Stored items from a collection
········
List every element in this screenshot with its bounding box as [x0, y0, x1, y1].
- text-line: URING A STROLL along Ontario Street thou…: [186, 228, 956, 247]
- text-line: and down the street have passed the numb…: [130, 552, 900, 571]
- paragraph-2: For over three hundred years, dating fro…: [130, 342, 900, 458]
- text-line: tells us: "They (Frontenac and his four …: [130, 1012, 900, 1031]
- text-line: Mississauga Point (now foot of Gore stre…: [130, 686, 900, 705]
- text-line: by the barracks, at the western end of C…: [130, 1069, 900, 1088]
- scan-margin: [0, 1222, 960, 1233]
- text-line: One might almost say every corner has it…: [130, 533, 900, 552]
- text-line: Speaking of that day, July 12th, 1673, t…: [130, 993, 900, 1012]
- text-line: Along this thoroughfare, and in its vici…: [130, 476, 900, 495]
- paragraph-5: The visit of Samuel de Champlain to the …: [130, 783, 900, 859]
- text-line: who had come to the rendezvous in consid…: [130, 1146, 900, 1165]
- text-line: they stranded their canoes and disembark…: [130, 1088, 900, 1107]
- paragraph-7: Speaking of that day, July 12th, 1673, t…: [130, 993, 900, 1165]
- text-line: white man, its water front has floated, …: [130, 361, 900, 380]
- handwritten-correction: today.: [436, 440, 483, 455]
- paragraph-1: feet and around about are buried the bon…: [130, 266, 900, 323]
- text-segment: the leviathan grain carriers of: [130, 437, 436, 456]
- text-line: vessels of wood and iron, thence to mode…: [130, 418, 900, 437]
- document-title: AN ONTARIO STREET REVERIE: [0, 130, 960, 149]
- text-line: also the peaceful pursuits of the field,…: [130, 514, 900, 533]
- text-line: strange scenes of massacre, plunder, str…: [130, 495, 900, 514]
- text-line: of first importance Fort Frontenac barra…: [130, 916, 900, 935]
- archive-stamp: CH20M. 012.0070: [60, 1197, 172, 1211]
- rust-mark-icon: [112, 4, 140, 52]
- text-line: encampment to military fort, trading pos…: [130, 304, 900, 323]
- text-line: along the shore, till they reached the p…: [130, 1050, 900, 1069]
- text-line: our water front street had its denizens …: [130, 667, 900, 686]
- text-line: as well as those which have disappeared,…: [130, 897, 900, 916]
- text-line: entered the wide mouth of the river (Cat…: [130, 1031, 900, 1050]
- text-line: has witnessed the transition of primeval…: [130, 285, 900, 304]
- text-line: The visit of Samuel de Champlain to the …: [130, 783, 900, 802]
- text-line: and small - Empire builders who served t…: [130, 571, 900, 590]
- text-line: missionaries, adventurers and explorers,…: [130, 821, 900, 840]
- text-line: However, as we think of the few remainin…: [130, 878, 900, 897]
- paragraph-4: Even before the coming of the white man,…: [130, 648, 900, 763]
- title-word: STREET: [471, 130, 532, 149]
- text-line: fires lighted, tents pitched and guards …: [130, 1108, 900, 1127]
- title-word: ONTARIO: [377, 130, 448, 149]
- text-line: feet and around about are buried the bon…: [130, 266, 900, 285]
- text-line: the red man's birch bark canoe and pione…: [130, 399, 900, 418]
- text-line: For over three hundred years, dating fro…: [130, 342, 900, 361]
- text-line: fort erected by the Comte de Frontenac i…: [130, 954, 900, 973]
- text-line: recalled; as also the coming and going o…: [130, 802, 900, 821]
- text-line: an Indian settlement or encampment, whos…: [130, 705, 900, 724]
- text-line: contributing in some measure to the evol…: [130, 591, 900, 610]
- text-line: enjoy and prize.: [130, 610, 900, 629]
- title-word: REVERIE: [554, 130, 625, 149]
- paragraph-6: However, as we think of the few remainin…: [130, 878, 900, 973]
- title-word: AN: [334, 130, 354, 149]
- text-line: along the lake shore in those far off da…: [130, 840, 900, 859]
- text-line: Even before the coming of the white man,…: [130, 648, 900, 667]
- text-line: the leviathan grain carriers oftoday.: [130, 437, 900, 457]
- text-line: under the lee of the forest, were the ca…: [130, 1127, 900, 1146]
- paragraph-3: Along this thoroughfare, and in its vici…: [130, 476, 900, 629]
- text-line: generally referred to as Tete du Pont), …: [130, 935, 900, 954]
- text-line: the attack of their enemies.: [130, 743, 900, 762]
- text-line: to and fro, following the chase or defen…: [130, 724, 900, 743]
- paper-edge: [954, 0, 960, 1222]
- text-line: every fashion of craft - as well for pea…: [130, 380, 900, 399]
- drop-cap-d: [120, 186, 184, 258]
········
WORK TO COMPLETE
Edit the listing so that each occurrence of "text-line" becomes "line of text", and leave every other line and character unchanged.

ANSWER TO THIS EXERCISE
List every element in this screenshot with its bounding box as [x0, y0, x1, y1].
- line of text: URING A STROLL along Ontario Street thou…: [186, 228, 956, 247]
- line of text: and down the street have passed the numb…: [130, 552, 900, 571]
- paragraph-2: For over three hundred years, dating fro…: [130, 342, 900, 458]
- line of text: tells us: "They (Frontenac and his four …: [130, 1012, 900, 1031]
- line of text: Mississauga Point (now foot of Gore stre…: [130, 686, 900, 705]
- line of text: by the barracks, at the western end of C…: [130, 1069, 900, 1088]
- scan-margin: [0, 1222, 960, 1233]
- line of text: One might almost say every corner has it…: [130, 533, 900, 552]
- line of text: Speaking of that day, July 12th, 1673, t…: [130, 993, 900, 1012]
- line of text: Along this thoroughfare, and in its vici…: [130, 476, 900, 495]
- paragraph-5: The visit of Samuel de Champlain to the …: [130, 783, 900, 859]
- line of text: who had come to the rendezvous in consid…: [130, 1146, 900, 1165]
- line of text: they stranded their canoes and disembark…: [130, 1088, 900, 1107]
- paragraph-7: Speaking of that day, July 12th, 1673, t…: [130, 993, 900, 1165]
- line of text: white man, its water front has floated, …: [130, 361, 900, 380]
- handwritten-correction: today.: [436, 440, 483, 455]
- paragraph-1: feet and around about are buried the bon…: [130, 266, 900, 323]
- text-segment: the leviathan grain carriers of: [130, 437, 436, 456]
- line of text: vessels of wood and iron, thence to mode…: [130, 418, 900, 437]
- document-title: AN ONTARIO STREET REVERIE: [0, 130, 960, 149]
- line of text: also the peaceful pursuits of the field,…: [130, 514, 900, 533]
- line of text: strange scenes of massacre, plunder, str…: [130, 495, 900, 514]
- line of text: of first importance Fort Frontenac barra…: [130, 916, 900, 935]
- archive-stamp: CH20M. 012.0070: [60, 1197, 172, 1211]
- rust-mark-icon: [112, 4, 140, 52]
- line of text: encampment to military fort, trading pos…: [130, 304, 900, 323]
- line of text: along the shore, till they reached the p…: [130, 1050, 900, 1069]
- line of text: our water front street had its denizens …: [130, 667, 900, 686]
- line of text: as well as those which have disappeared,…: [130, 897, 900, 916]
- line of text: entered the wide mouth of the river (Cat…: [130, 1031, 900, 1050]
- line of text: has witnessed the transition of primeval…: [130, 285, 900, 304]
- line of text: The visit of Samuel de Champlain to the …: [130, 783, 900, 802]
- line of text: and small - Empire builders who served t…: [130, 571, 900, 590]
- line of text: missionaries, adventurers and explorers,…: [130, 821, 900, 840]
- line of text: However, as we think of the few remainin…: [130, 878, 900, 897]
- paragraph-4: Even before the coming of the white man,…: [130, 648, 900, 763]
- title-word: STREET: [471, 130, 532, 149]
- line of text: fires lighted, tents pitched and guards …: [130, 1108, 900, 1127]
- title-word: ONTARIO: [377, 130, 448, 149]
- line of text: feet and around about are buried the bon…: [130, 266, 900, 285]
- line of text: the red man's birch bark canoe and pione…: [130, 399, 900, 418]
- line of text: For over three hundred years, dating fro…: [130, 342, 900, 361]
- line of text: fort erected by the Comte de Frontenac i…: [130, 954, 900, 973]
- line of text: recalled; as also the coming and going o…: [130, 802, 900, 821]
- line of text: an Indian settlement or encampment, whos…: [130, 705, 900, 724]
- line of text: contributing in some measure to the evol…: [130, 591, 900, 610]
- line of text: enjoy and prize.: [130, 610, 900, 629]
- title-word: REVERIE: [554, 130, 625, 149]
- paragraph-6: However, as we think of the few remainin…: [130, 878, 900, 973]
- title-word: AN: [334, 130, 354, 149]
- line of text: along the lake shore in those far off da…: [130, 840, 900, 859]
- line of text: Even before the coming of the white man,…: [130, 648, 900, 667]
- line of text: the leviathan grain carriers oftoday.: [130, 437, 900, 457]
- line of text: under the lee of the forest, were the ca…: [130, 1127, 900, 1146]
- paragraph-3: Along this thoroughfare, and in its vici…: [130, 476, 900, 629]
- line of text: generally referred to as Tete du Pont), …: [130, 935, 900, 954]
- line of text: the attack of their enemies.: [130, 743, 900, 762]
- line of text: to and fro, following the chase or defen…: [130, 724, 900, 743]
- paper-edge: [954, 0, 960, 1222]
- line of text: every fashion of craft - as well for pea…: [130, 380, 900, 399]
- drop-cap-d: [120, 186, 184, 258]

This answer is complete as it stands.